-- start of DATA IN THIS EXERCISE --

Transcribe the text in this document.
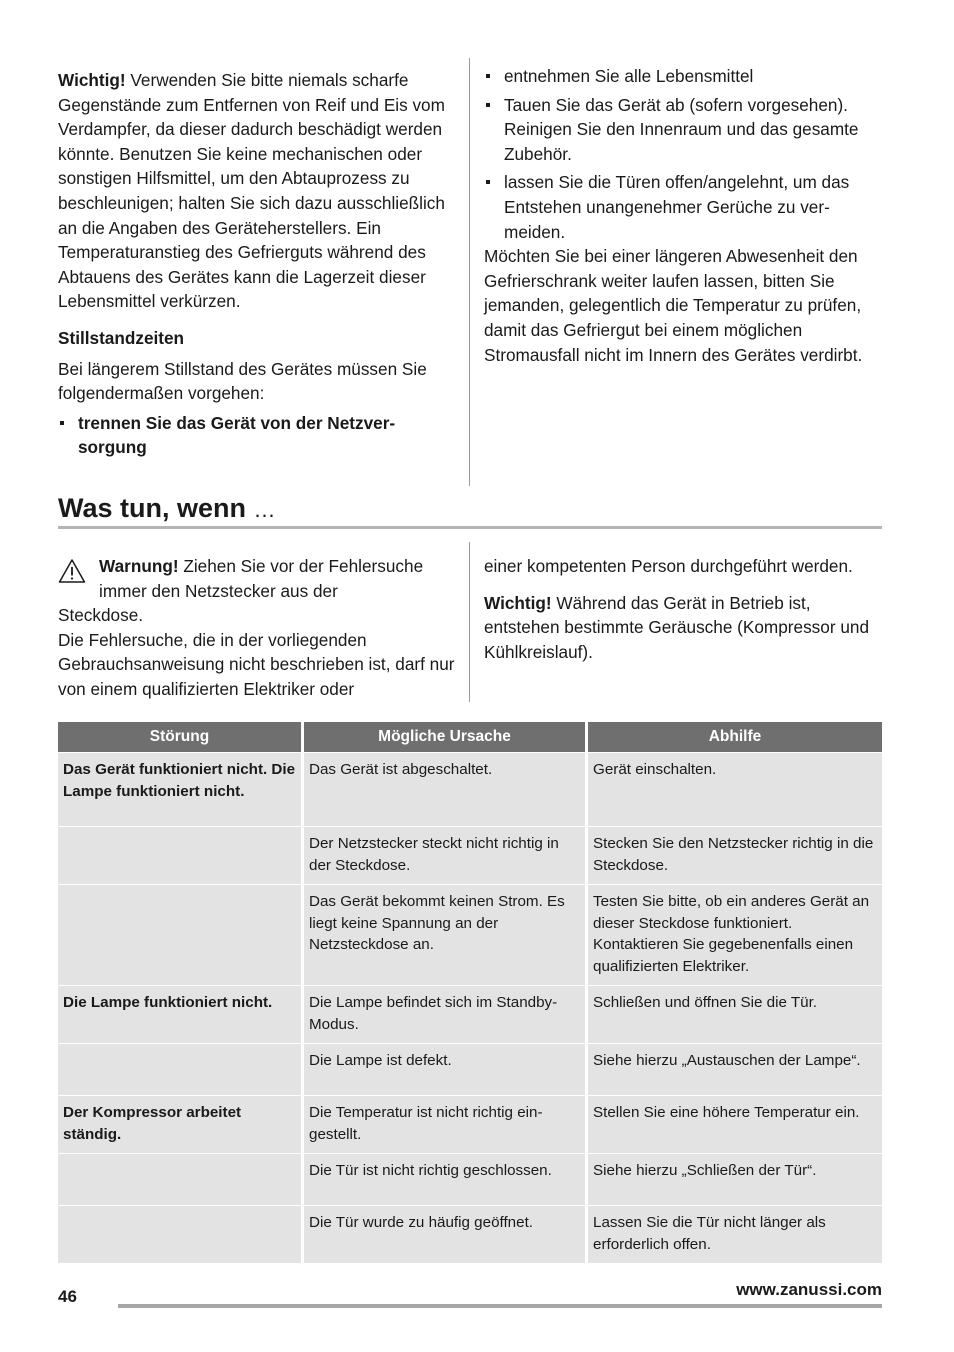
Wichtig! Verwenden Sie bitte niemals scharfe Gegenstände zum Entfernen von Reif und Eis vom Verdampfer, da dieser dadurch beschädigt werden könnte. Benutzen Sie keine mechanischen oder sonstigen Hilfsmittel, um den Abtauprozess zu beschleunigen; halten Sie sich dazu ausschließlich an die Angaben des Geräteherstellers. Ein Temperaturanstieg des Gefrierguts während des Abtauens des Gerätes kann die Lagerzeit dieser Lebensmittel verkürzen.

Stillstandzeiten

Bei längerem Stillstand des Gerätes müssen Sie folgendermaßen vorgehen:

trennen Sie das Gerät von der Netzversorgung
entnehmen Sie alle Lebensmittel
Tauen Sie das Gerät ab (sofern vorgesehen). Reinigen Sie den Innenraum und das gesamte Zubehör.
lassen Sie die Türen offen/angelehnt, um das Entstehen unangenehmer Gerüche zu vermeiden.

Möchten Sie bei einer längeren Abwesenheit den Gefrierschrank weiter laufen lassen, bitten Sie jemanden, gelegentlich die Temperatur zu prüfen, damit das Gefriergut bei einem möglichen Stromausfall nicht im Innern des Gerätes verdirbt.

Was tun, wenn …

Warnung! Ziehen Sie vor der Fehlersuche

immer den Netzstecker aus der

Steckdose.

Die Fehlersuche, die in der vorliegenden Gebrauchsanweisung nicht beschrieben ist, darf nur von einem qualifizierten Elektriker oder

einer kompetenten Person durchgeführt werden.

Wichtig! Während das Gerät in Betrieb ist, entstehen bestimmte Geräusche (Kompressor und Kühlkreislauf).

Störung	Mögliche Ursache	Abhilfe
Das Gerät funktioniert nicht. Die Lampe funktioniert nicht.	Das Gerät ist abgeschaltet.	Gerät einschalten.
	Der Netzstecker steckt nicht richtig in der Steckdose.	Stecken Sie den Netzstecker richtig in die Steckdose.
	Das Gerät bekommt keinen Strom. Es liegt keine Spannung an der Netzsteckdose an.	Testen Sie bitte, ob ein anderes Gerät an dieser Steckdose funktioniert. Kontaktieren Sie gegebenenfalls einen qualifizierten Elektriker.
Die Lampe funktioniert nicht.	Die Lampe befindet sich im Standby-Modus.	Schließen und öffnen Sie die Tür.
	Die Lampe ist defekt.	Siehe hierzu „Austauschen der Lampe“.
Der Kompressor arbeitet ständig.	Die Temperatur ist nicht richtig eingestellt.	Stellen Sie eine höhere Temperatur ein.
	Die Tür ist nicht richtig geschlossen.	Siehe hierzu „Schließen der Tür“.
	Die Tür wurde zu häufig geöffnet.	Lassen Sie die Tür nicht länger als erforderlich offen.
46	www.zanussi.com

-- end of DATA IN THIS EXERCISE --

WORK INSTRUCTIONS: How many lines of the listing above include the word "oder"? Reply with the number alone.

RESPONSE TO THIS TASK: 2